=== Record excerpts ===

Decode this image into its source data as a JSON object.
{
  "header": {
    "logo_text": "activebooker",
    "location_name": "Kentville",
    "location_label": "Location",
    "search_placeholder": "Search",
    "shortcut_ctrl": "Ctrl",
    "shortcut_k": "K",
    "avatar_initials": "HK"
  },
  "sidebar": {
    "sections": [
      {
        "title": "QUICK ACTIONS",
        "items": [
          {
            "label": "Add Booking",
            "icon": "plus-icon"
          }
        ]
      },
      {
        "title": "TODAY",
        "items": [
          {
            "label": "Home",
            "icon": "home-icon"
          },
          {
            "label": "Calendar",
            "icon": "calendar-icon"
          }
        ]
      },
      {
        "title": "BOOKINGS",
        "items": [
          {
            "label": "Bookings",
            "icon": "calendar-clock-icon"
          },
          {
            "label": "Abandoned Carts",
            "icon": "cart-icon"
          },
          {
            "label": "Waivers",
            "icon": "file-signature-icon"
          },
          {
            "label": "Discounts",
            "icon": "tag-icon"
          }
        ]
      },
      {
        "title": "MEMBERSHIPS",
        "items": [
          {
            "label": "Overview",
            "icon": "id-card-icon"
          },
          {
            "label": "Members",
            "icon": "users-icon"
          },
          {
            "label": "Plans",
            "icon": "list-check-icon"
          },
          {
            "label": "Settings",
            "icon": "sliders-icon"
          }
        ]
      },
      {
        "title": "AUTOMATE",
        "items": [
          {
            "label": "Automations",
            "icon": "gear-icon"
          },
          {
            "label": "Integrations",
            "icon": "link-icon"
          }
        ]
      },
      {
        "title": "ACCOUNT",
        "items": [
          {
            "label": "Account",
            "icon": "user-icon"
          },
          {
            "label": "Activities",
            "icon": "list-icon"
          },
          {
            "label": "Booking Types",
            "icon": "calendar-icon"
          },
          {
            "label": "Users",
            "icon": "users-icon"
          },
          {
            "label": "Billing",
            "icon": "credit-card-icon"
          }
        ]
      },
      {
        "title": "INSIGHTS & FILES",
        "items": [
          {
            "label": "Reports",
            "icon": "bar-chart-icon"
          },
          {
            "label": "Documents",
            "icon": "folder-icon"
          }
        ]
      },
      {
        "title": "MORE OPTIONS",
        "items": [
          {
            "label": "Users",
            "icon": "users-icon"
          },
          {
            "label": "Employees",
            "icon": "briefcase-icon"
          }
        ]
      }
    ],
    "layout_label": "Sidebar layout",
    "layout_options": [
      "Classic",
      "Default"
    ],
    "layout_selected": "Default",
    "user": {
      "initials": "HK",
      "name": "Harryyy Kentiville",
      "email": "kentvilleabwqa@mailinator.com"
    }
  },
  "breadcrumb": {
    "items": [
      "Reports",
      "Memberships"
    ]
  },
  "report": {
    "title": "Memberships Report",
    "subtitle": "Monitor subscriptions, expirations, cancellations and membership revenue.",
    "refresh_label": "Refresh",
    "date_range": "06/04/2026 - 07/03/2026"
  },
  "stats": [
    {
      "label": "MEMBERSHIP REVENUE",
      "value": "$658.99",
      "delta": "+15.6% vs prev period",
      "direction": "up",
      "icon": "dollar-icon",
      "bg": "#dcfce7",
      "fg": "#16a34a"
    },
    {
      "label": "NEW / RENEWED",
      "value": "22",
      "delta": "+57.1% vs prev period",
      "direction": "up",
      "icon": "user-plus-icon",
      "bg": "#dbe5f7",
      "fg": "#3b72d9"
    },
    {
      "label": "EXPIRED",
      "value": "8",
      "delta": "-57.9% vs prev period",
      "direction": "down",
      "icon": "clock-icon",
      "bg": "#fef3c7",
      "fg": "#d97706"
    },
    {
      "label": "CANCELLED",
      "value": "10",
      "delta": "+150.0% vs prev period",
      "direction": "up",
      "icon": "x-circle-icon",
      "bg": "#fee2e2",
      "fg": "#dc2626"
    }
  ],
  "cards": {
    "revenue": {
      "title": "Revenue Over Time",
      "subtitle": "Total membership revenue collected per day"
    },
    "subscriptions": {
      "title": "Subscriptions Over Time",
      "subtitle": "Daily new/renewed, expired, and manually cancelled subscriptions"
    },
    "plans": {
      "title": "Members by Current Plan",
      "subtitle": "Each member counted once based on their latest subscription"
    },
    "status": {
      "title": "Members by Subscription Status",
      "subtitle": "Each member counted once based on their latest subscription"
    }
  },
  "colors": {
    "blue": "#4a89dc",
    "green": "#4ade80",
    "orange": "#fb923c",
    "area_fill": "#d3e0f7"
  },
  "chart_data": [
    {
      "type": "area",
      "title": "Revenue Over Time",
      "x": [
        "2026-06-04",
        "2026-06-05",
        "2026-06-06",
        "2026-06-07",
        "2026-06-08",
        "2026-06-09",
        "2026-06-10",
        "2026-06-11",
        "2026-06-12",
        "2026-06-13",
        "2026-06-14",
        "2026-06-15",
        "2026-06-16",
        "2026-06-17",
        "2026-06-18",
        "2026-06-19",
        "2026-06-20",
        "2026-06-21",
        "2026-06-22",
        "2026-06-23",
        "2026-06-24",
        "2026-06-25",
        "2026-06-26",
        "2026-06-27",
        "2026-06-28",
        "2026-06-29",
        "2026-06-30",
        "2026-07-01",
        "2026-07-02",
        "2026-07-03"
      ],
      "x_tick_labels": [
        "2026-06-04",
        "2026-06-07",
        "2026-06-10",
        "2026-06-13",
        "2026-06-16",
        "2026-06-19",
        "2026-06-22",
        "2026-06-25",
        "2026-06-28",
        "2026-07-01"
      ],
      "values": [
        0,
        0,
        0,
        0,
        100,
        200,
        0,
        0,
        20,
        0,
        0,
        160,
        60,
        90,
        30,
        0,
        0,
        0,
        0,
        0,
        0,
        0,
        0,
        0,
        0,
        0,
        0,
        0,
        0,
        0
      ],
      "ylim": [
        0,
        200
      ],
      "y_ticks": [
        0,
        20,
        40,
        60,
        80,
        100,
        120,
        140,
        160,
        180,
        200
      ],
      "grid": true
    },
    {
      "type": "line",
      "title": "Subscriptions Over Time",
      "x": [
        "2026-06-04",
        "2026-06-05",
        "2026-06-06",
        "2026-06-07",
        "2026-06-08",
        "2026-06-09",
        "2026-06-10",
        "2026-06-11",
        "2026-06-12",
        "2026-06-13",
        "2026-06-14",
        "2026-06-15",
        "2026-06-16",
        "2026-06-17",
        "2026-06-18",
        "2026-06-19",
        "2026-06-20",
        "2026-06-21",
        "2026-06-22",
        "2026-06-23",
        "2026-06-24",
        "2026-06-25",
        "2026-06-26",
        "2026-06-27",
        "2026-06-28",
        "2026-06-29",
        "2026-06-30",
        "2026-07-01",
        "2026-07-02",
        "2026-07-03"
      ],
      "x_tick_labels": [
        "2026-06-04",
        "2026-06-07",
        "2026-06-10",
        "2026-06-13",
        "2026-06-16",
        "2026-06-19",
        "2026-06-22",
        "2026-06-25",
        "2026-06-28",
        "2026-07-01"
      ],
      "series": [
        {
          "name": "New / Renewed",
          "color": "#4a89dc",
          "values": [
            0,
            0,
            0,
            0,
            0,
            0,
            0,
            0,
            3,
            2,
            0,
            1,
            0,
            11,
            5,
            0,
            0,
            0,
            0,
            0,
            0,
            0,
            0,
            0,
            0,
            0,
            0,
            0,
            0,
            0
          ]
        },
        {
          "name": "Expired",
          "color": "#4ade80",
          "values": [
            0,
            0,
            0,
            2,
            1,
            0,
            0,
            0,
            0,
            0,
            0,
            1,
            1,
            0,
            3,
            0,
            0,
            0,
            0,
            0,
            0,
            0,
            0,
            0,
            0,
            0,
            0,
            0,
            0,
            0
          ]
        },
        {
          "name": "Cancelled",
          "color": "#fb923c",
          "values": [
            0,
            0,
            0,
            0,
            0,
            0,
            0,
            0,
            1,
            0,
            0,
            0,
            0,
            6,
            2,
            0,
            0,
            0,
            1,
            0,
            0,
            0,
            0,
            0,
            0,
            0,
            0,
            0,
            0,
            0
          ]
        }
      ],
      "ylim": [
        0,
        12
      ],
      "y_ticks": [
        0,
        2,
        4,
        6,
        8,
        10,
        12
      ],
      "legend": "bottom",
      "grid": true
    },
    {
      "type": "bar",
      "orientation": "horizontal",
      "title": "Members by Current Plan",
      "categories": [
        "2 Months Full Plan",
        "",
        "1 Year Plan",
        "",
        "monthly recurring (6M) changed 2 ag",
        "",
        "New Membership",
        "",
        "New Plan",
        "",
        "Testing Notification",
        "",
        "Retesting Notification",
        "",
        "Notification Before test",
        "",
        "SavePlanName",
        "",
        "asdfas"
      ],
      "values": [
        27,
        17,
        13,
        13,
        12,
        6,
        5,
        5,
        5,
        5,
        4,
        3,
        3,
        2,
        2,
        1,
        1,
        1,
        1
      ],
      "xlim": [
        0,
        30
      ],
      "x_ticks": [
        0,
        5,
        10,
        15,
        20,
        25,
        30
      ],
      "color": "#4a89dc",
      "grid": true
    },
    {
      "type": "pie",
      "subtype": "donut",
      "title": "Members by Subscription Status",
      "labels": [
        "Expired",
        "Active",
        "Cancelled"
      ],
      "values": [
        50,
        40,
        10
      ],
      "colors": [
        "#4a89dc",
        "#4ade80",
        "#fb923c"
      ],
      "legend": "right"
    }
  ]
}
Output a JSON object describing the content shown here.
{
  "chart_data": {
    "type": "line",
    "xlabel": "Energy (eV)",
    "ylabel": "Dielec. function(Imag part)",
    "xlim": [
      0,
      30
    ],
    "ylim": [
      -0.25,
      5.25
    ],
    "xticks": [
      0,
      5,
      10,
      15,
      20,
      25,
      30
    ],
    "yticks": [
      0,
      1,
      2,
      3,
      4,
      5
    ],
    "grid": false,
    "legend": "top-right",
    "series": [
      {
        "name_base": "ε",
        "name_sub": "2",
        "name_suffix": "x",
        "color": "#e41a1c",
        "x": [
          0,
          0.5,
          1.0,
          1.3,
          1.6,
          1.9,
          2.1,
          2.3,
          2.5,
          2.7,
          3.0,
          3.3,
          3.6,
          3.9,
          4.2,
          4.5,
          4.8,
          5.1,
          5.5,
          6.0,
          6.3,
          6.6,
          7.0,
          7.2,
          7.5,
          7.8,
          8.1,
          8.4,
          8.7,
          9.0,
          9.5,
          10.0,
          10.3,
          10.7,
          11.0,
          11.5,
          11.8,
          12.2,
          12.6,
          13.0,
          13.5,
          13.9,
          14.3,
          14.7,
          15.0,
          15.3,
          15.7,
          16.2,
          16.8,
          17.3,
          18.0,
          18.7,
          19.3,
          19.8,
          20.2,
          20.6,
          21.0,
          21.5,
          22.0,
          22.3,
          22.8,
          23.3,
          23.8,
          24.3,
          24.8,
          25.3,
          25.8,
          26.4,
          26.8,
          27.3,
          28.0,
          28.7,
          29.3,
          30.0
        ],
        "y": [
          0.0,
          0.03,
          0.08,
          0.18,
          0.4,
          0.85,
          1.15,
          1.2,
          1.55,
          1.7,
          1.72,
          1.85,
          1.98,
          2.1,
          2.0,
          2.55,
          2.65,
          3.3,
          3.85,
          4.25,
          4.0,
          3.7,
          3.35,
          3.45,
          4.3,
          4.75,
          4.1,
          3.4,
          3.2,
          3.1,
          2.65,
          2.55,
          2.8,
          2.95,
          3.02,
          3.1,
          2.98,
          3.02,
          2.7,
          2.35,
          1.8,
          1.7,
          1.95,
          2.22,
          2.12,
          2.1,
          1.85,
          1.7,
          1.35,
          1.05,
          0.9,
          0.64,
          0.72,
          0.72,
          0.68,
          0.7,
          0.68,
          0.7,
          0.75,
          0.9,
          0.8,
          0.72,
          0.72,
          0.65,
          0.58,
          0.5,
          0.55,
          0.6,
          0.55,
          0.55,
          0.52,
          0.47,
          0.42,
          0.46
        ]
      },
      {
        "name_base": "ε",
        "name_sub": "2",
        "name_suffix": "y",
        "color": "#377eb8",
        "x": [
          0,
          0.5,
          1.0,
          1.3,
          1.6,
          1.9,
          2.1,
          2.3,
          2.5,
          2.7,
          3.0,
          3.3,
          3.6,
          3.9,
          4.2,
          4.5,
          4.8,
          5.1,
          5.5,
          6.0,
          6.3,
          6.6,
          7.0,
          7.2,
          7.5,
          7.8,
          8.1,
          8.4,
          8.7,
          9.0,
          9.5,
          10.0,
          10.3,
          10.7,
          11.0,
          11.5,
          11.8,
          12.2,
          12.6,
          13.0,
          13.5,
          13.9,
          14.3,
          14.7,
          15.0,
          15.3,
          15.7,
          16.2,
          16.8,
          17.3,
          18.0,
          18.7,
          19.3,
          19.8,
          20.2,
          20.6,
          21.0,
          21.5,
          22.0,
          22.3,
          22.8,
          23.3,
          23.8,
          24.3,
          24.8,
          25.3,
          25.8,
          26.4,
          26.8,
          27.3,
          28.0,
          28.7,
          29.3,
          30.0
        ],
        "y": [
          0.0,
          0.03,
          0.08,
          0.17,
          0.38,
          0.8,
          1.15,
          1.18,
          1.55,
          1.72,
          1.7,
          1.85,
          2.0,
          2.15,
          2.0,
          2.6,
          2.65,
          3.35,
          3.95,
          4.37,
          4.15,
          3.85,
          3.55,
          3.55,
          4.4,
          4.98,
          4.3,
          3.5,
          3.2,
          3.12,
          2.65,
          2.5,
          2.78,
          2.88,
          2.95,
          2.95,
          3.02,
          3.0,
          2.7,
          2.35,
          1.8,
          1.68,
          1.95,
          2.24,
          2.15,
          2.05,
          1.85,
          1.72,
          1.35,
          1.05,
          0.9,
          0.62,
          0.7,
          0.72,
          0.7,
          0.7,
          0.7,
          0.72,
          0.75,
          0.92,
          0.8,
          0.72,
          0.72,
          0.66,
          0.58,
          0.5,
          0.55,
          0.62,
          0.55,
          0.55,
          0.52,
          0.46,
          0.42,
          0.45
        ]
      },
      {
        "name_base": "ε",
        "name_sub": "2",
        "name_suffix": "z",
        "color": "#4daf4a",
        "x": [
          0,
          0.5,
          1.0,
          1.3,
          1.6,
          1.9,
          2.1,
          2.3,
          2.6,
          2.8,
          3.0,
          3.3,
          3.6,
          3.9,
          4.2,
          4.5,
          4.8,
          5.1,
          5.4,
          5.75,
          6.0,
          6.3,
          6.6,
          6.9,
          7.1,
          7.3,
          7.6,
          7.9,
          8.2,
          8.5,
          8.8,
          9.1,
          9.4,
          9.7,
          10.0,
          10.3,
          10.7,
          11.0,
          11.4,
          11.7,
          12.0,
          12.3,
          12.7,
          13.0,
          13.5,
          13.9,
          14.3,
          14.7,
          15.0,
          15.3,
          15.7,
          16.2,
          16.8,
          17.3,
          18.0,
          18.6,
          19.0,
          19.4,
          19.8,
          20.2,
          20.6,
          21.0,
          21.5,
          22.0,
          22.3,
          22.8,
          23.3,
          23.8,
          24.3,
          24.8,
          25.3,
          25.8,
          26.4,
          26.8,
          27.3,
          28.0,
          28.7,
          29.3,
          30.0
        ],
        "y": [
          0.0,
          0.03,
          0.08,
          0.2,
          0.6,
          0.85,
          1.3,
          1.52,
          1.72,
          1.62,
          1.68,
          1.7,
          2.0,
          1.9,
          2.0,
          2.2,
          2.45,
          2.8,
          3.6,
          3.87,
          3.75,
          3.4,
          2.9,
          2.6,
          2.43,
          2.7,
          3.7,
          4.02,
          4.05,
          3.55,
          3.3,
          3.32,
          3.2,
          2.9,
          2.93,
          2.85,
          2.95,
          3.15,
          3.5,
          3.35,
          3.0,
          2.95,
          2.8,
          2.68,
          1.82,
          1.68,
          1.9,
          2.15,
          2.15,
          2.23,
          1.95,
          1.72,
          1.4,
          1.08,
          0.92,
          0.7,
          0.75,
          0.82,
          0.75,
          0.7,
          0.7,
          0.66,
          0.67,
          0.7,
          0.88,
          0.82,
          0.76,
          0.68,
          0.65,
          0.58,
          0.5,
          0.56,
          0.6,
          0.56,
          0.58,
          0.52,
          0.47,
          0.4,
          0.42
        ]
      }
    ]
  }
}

===

Aim: Which lines contain the word "legend"? Copy each of them.

Right answer:
      "legend": "bottom",
      "legend": "right"
    "legend": "top-right",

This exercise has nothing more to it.